#### Record excerpts ####
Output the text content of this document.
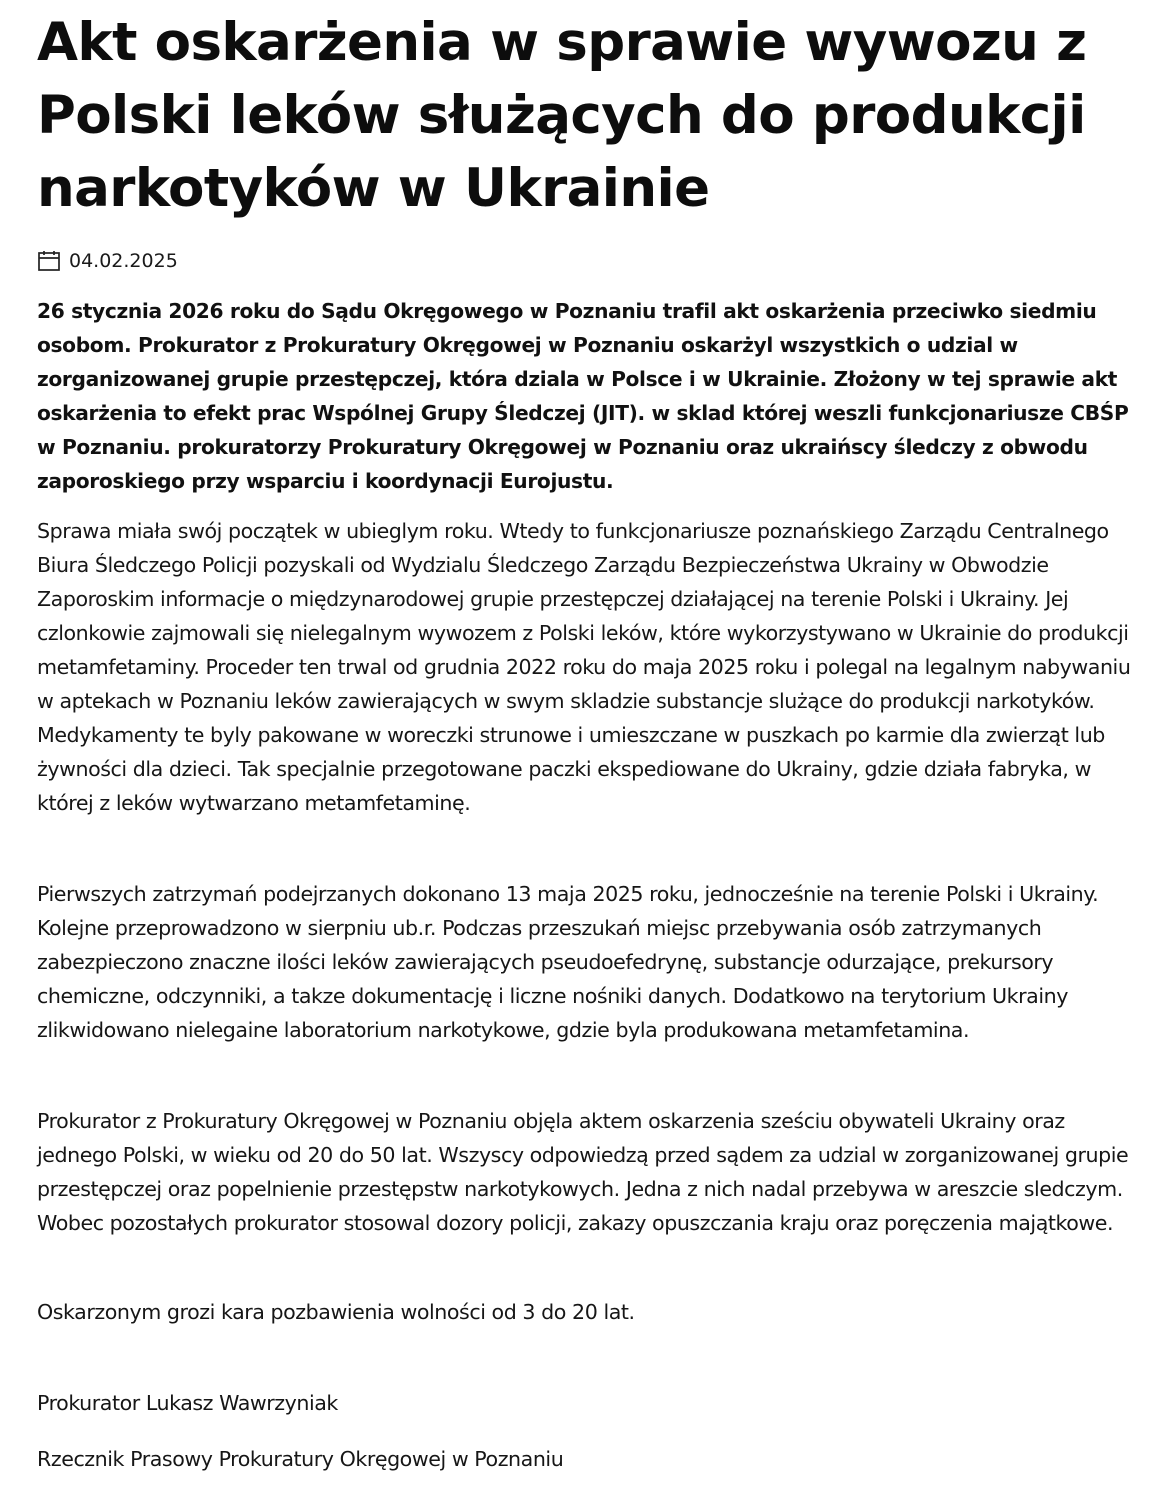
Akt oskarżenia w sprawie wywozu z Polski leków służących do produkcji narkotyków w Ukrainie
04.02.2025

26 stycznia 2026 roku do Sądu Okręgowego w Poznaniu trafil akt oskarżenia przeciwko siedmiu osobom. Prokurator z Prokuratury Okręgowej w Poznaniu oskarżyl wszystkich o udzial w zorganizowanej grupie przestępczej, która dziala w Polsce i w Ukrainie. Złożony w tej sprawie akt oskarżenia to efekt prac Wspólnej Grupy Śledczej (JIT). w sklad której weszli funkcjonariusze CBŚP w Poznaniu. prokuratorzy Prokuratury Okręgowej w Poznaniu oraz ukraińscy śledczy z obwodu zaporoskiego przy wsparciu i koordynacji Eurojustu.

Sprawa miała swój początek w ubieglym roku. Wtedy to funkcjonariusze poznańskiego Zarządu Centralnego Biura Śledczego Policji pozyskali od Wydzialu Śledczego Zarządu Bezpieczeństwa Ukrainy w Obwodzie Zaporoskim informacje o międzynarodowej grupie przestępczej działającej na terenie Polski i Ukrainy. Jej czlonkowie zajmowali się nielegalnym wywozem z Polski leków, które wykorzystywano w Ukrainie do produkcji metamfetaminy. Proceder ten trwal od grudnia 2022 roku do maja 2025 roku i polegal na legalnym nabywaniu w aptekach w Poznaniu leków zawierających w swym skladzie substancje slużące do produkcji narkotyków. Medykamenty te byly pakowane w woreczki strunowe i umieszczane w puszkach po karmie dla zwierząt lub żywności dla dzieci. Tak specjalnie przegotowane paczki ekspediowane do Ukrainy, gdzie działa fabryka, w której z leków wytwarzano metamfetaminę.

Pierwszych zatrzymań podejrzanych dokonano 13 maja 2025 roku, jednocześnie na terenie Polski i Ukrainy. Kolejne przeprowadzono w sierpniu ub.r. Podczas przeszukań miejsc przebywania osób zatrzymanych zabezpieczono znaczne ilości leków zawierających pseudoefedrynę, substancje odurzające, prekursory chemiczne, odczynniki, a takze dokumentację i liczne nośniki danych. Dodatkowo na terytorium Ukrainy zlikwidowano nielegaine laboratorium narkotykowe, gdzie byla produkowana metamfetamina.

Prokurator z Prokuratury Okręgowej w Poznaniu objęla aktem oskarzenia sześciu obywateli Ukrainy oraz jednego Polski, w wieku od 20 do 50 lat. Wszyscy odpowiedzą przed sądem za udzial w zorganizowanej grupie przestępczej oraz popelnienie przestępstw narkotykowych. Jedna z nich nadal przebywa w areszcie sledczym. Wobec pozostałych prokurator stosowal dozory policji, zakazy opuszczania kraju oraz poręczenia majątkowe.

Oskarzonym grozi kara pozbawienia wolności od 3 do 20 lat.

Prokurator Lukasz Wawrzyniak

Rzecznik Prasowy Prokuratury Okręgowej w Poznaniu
####
Could you repeat all of the material exactly? Pictures should not be copied.

### Answer in full
Output the text content of this document.
Akt oskarżenia w sprawie wywozu z Polski leków służących do produkcji narkotyków w Ukrainie
04.02.2025

26 stycznia 2026 roku do Sądu Okręgowego w Poznaniu trafil akt oskarżenia przeciwko siedmiu osobom. Prokurator z Prokuratury Okręgowej w Poznaniu oskarżyl wszystkich o udzial w zorganizowanej grupie przestępczej, która dziala w Polsce i w Ukrainie. Złożony w tej sprawie akt oskarżenia to efekt prac Wspólnej Grupy Śledczej (JIT). w sklad której weszli funkcjonariusze CBŚP w Poznaniu. prokuratorzy Prokuratury Okręgowej w Poznaniu oraz ukraińscy śledczy z obwodu zaporoskiego przy wsparciu i koordynacji Eurojustu.

Sprawa miała swój początek w ubieglym roku. Wtedy to funkcjonariusze poznańskiego Zarządu Centralnego Biura Śledczego Policji pozyskali od Wydzialu Śledczego Zarządu Bezpieczeństwa Ukrainy w Obwodzie Zaporoskim informacje o międzynarodowej grupie przestępczej działającej na terenie Polski i Ukrainy. Jej czlonkowie zajmowali się nielegalnym wywozem z Polski leków, które wykorzystywano w Ukrainie do produkcji metamfetaminy. Proceder ten trwal od grudnia 2022 roku do maja 2025 roku i polegal na legalnym nabywaniu w aptekach w Poznaniu leków zawierających w swym skladzie substancje slużące do produkcji narkotyków. Medykamenty te byly pakowane w woreczki strunowe i umieszczane w puszkach po karmie dla zwierząt lub żywności dla dzieci. Tak specjalnie przegotowane paczki ekspediowane do Ukrainy, gdzie działa fabryka, w której z leków wytwarzano metamfetaminę.

Pierwszych zatrzymań podejrzanych dokonano 13 maja 2025 roku, jednocześnie na terenie Polski i Ukrainy. Kolejne przeprowadzono w sierpniu ub.r. Podczas przeszukań miejsc przebywania osób zatrzymanych zabezpieczono znaczne ilości leków zawierających pseudoefedrynę, substancje odurzające, prekursory chemiczne, odczynniki, a takze dokumentację i liczne nośniki danych. Dodatkowo na terytorium Ukrainy zlikwidowano nielegaine laboratorium narkotykowe, gdzie byla produkowana metamfetamina.

Prokurator z Prokuratury Okręgowej w Poznaniu objęla aktem oskarzenia sześciu obywateli Ukrainy oraz jednego Polski, w wieku od 20 do 50 lat. Wszyscy odpowiedzą przed sądem za udzial w zorganizowanej grupie przestępczej oraz popelnienie przestępstw narkotykowych. Jedna z nich nadal przebywa w areszcie sledczym. Wobec pozostałych prokurator stosowal dozory policji, zakazy opuszczania kraju oraz poręczenia majątkowe.

Oskarzonym grozi kara pozbawienia wolności od 3 do 20 lat.

Prokurator Lukasz Wawrzyniak

Rzecznik Prasowy Prokuratury Okręgowej w Poznaniu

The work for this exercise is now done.